Pour contrecarrer certaines choses, vous utilisez l'humour absurde face aux sujets lourds. Dans "Hey", une chanson sur jusqu'où on peut aller dans la lutte pour l'égalité, on entend : "I practice all beliefs / From atheism to zionism / I'm gonna tell Aviv".
Pupul : Je suis content que tu aies choisi ce passage.
Adigéry : Je pensais justement aussi à ce jeu de mots. (Rires)
Pupul : Ça montre bien comment Charlotte et moi, nous pensons. On ne peut pas parler des heures sans faire de plaisanterie. Plus le thème est chargé, plus on ressent le besoin de nous faire rire et de faire rire les autres. La capacité de relativiser pourrait rendre beaucoup de discussions plus légères, ou tout du moins adoucir le ton.
Adigéry : Sasha Baron Cohen est un bon exemple de personnage qui semble se moquer de tout, mais qui est en réalité très engagé, bien plus que nous. Je trouve la force de son humour fantastique. On fait en sorte que les choses importantes ne soient pas mises de côté.

Dans "Huile Smisse" (prononcé : Will Smith), vous rigolez de la prononciation en anglais des francophones. On a le droit ?
Pupul : Oui. Avant de le faire, on a posé la question à plusieurs Français. Ils arrivaient tous à en rire. Mais j'étais curieux de voir si au final, ils se sentiraient tout de même insultés.
Adigéry : On se moque d'eux avec amour. Tant qu'on sent le respect dans les intentions, je trouve qu'on peut rire de tout.

Le fait qu'un ou deux de vos parents aient des origines différentes a renforcé votre lien. Est-ce que vous vous sentiez suffisamment représentés pendant votre jeunesse ?

Entrées du jeu de données:
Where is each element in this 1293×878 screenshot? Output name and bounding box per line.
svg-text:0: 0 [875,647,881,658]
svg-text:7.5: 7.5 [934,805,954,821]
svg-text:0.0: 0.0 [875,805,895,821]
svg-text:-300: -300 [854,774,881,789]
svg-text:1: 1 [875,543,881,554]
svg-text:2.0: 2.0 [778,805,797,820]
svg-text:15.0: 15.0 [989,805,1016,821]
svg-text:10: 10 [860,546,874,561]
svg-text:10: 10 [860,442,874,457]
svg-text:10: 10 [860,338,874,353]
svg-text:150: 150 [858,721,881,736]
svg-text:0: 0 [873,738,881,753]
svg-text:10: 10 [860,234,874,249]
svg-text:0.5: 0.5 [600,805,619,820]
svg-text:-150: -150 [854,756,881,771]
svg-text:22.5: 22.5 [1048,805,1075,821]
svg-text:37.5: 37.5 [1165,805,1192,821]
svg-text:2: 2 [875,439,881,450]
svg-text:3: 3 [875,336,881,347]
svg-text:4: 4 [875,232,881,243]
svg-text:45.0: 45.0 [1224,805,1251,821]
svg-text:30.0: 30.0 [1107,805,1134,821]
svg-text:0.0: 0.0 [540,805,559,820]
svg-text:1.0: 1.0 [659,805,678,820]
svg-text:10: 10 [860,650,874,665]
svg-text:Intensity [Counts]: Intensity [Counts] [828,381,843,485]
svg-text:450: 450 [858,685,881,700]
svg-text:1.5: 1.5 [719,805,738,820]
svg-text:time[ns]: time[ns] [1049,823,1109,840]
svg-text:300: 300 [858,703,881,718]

Travail à faire:
1 > Renvoyez tel quel le passage de l'entretien avec Adigéry et Pupul compris entre « Adigéry : On » et « votre jeunesse ? », bornes incluses.
2 > Reprenez l'entretien avec Adigéry et Pupul à la suite de sa dernière phrase et poursuivez-le.

Réponses attendues:
1 >
Adigéry : On se moque d'eux avec amour. Tant qu'on sent le respect dans les intentions, je trouve qu'on peut rire de tout.

Le fait qu'un ou deux de vos parents aient des origines différentes a renforcé votre lien. Est-ce que vous vous sentiez suffisamment représentés pendant votre jeunesse ?

2 >
Adigéry (Ses parents sont originaires de Martinique et de Guadeloupe, NDLR) : On connaît tous les deux le sentiment de ne se sentir chez soi nulle part, ou de toujours se faire rappeler sa différence, peu importe où on va. Boris m'a encore dit hier que, lorsqu'il était enfant, il essayait inconsciemment de dissimuler ses origines chinoises. J'ai trouvé ça tellement typique. Ça m'a émue, même s'il a dit que ça ne l'avait pas traumatisé. Mais le fait qu'un enfant doive grandir avec ça, sans être tout à fait libre, je trouve ça horrible. Et c'est devenu encore pire maintenant que je suis maman.
Pupul (Fils d'une mère chinoise et du dessinateur et artiste flamand Kamagurka, NDLR) : J'avais peu de modèles asiatiques pendant ma jeunesse. (Pensif). Deux peut-être : Ryuichi Sakomoto et Cornelius, deux musiciens japonais. J'aimais beaucoup le fait qu'ils me ressemblaient un peu, même si peu de gens les connaissent, mais j'ai grandi dans une famille où on ne jouait pas de musique pop contemporaine. On écoutait la musique avant-gardiste de The Residents et de Frank Zappa, et donc aussi le Yellow Magic Orchestre et Cornelius. Pour moi, c'était ça la musique, même si c'était de la musique un peu en marge.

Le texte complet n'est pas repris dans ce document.